— start of Stored rows —

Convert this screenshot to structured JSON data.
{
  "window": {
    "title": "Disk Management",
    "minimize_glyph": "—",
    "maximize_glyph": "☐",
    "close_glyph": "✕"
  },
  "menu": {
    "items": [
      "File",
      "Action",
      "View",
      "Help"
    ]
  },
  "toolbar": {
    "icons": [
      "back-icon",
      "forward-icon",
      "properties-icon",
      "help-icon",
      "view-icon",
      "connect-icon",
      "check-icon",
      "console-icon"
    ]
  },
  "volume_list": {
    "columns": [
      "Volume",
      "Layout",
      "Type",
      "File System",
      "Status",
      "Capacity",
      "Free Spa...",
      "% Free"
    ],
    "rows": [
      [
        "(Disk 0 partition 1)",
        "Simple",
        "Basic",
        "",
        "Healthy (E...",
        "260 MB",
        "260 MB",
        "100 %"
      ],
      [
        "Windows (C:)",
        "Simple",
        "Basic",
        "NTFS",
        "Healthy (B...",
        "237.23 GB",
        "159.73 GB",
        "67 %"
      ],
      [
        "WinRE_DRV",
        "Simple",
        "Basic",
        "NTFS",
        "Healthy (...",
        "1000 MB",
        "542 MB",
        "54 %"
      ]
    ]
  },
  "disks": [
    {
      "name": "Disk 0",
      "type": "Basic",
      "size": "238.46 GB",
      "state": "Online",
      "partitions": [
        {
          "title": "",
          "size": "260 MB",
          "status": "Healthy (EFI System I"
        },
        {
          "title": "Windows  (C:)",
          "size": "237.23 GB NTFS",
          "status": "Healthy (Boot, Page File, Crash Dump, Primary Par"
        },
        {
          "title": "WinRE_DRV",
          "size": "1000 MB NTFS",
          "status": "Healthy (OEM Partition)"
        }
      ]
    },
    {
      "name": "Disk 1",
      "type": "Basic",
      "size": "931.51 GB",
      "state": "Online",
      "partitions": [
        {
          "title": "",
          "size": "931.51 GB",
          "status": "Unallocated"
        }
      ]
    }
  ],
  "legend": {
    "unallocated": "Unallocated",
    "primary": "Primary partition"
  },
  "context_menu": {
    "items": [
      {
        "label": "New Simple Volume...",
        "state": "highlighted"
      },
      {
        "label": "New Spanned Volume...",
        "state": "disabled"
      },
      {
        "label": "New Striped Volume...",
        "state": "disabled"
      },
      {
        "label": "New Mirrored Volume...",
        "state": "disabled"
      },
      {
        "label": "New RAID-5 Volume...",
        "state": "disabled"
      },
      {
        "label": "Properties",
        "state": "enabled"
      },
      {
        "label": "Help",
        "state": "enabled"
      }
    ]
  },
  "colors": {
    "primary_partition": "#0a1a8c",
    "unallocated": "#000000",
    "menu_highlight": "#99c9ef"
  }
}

— end of Stored rows —

Short exercise: All of the entries above need to be reproduced exactly.

Final answer:
Convert this screenshot to structured JSON data.
{
  "window": {
    "title": "Disk Management",
    "minimize_glyph": "—",
    "maximize_glyph": "☐",
    "close_glyph": "✕"
  },
  "menu": {
    "items": [
      "File",
      "Action",
      "View",
      "Help"
    ]
  },
  "toolbar": {
    "icons": [
      "back-icon",
      "forward-icon",
      "properties-icon",
      "help-icon",
      "view-icon",
      "connect-icon",
      "check-icon",
      "console-icon"
    ]
  },
  "volume_list": {
    "columns": [
      "Volume",
      "Layout",
      "Type",
      "File System",
      "Status",
      "Capacity",
      "Free Spa...",
      "% Free"
    ],
    "rows": [
      [
        "(Disk 0 partition 1)",
        "Simple",
        "Basic",
        "",
        "Healthy (E...",
        "260 MB",
        "260 MB",
        "100 %"
      ],
      [
        "Windows (C:)",
        "Simple",
        "Basic",
        "NTFS",
        "Healthy (B...",
        "237.23 GB",
        "159.73 GB",
        "67 %"
      ],
      [
        "WinRE_DRV",
        "Simple",
        "Basic",
        "NTFS",
        "Healthy (...",
        "1000 MB",
        "542 MB",
        "54 %"
      ]
    ]
  },
  "disks": [
    {
      "name": "Disk 0",
      "type": "Basic",
      "size": "238.46 GB",
      "state": "Online",
      "partitions": [
        {
          "title": "",
          "size": "260 MB",
          "status": "Healthy (EFI System I"
        },
        {
          "title": "Windows  (C:)",
          "size": "237.23 GB NTFS",
          "status": "Healthy (Boot, Page File, Crash Dump, Primary Par"
        },
        {
          "title": "WinRE_DRV",
          "size": "1000 MB NTFS",
          "status": "Healthy (OEM Partition)"
        }
      ]
    },
    {
      "name": "Disk 1",
      "type": "Basic",
      "size": "931.51 GB",
      "state": "Online",
      "partitions": [
        {
          "title": "",
          "size": "931.51 GB",
          "status": "Unallocated"
        }
      ]
    }
  ],
  "legend": {
    "unallocated": "Unallocated",
    "primary": "Primary partition"
  },
  "context_menu": {
    "items": [
      {
        "label": "New Simple Volume...",
        "state": "highlighted"
      },
      {
        "label": "New Spanned Volume...",
        "state": "disabled"
      },
      {
        "label": "New Striped Volume...",
        "state": "disabled"
      },
      {
        "label": "New Mirrored Volume...",
        "state": "disabled"
      },
      {
        "label": "New RAID-5 Volume...",
        "state": "disabled"
      },
      {
        "label": "Properties",
        "state": "enabled"
      },
      {
        "label": "Help",
        "state": "enabled"
      }
    ]
  },
  "colors": {
    "primary_partition": "#0a1a8c",
    "unallocated": "#000000",
    "menu_highlight": "#99c9ef"
  }
}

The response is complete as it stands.